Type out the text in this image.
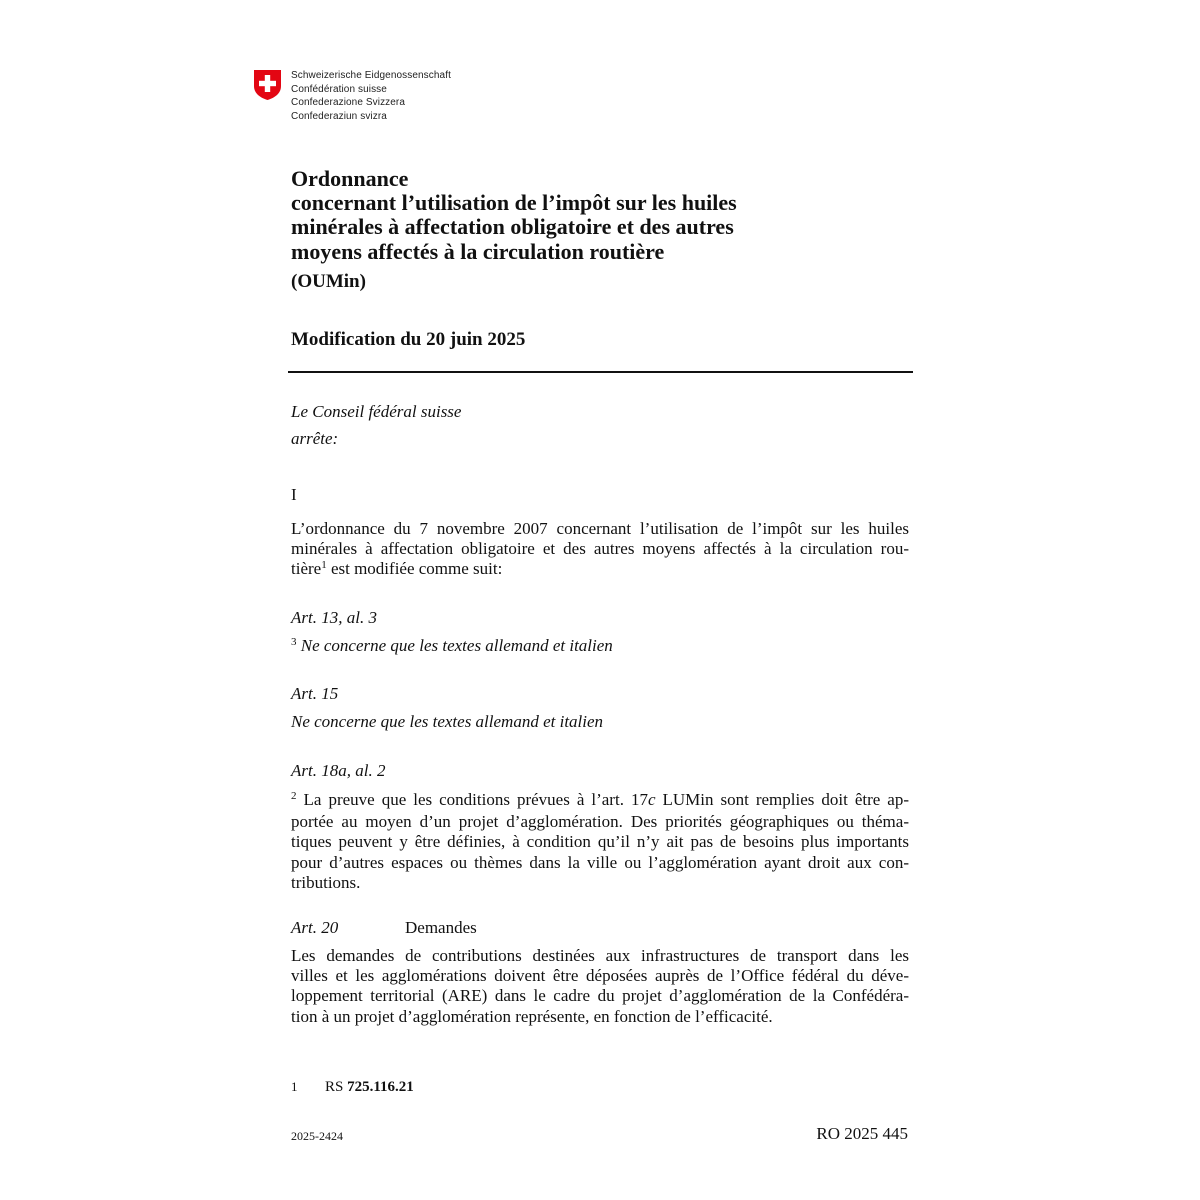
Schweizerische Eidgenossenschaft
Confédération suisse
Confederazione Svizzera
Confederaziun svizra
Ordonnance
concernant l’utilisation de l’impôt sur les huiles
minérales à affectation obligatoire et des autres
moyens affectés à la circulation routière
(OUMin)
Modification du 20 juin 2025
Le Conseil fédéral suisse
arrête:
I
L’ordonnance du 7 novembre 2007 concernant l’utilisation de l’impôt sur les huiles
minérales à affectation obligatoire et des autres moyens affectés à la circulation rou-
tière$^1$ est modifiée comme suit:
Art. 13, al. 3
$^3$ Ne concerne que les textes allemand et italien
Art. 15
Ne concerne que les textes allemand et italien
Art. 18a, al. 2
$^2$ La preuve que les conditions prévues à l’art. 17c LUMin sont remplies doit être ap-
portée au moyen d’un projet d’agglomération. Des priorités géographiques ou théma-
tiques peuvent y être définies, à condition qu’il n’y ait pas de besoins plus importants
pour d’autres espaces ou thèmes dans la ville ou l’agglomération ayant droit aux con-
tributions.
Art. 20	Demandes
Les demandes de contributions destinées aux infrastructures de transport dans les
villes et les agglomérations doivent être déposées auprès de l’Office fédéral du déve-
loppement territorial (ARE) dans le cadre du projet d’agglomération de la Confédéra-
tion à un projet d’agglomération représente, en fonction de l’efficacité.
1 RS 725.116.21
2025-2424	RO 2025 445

::::::::::

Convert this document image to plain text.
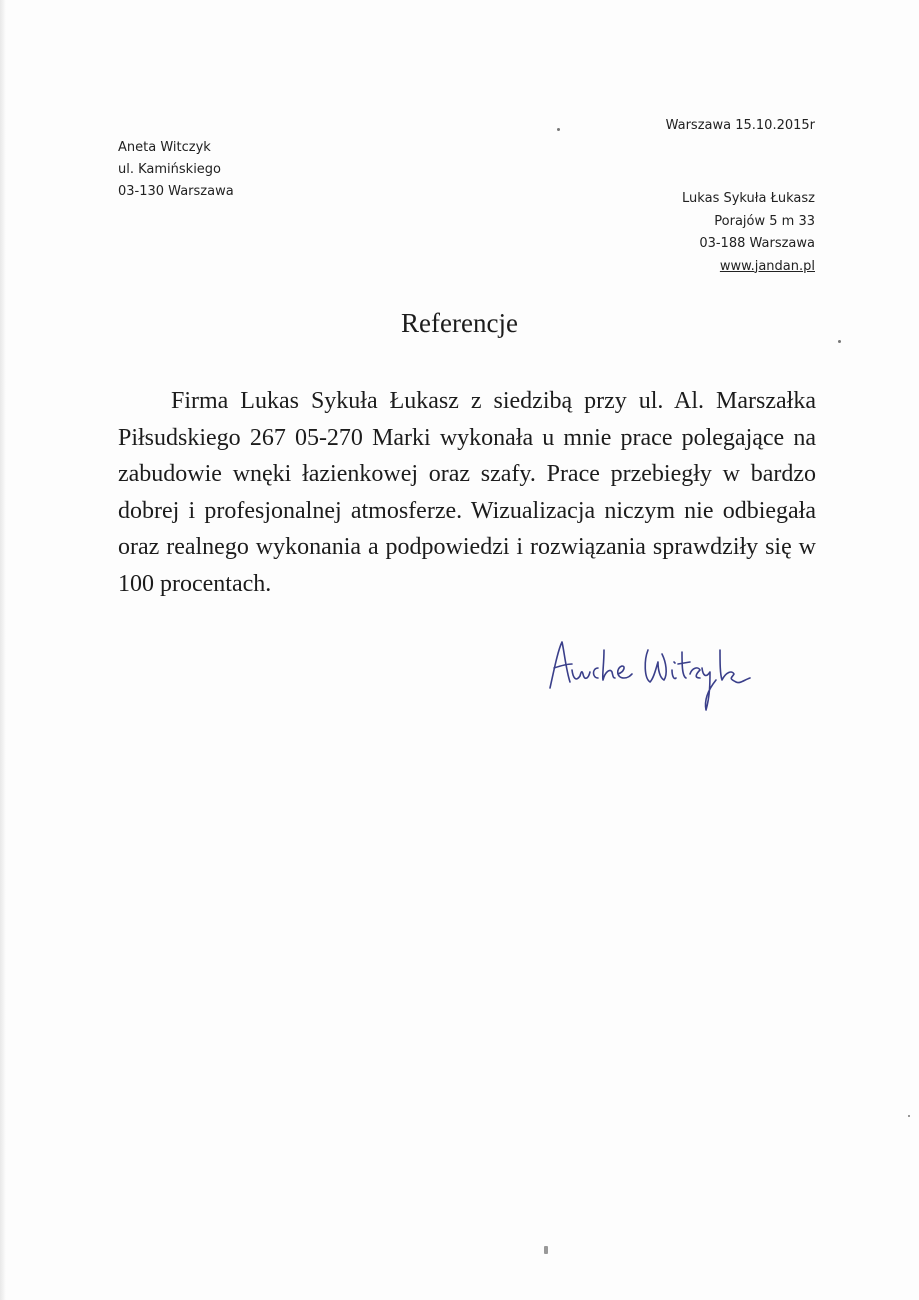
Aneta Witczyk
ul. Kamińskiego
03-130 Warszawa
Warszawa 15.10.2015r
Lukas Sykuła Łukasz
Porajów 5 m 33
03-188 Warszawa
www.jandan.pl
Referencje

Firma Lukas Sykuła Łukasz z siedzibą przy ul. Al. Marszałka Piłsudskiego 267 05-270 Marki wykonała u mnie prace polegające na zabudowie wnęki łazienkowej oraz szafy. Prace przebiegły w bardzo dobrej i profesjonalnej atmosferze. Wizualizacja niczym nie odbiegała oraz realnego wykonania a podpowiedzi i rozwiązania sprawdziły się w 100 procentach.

::::::::::

### DIRECTIVE
Find the number of lines in which the word "this" occurs, and write nothing but that number.

### COMPLETED TASK
2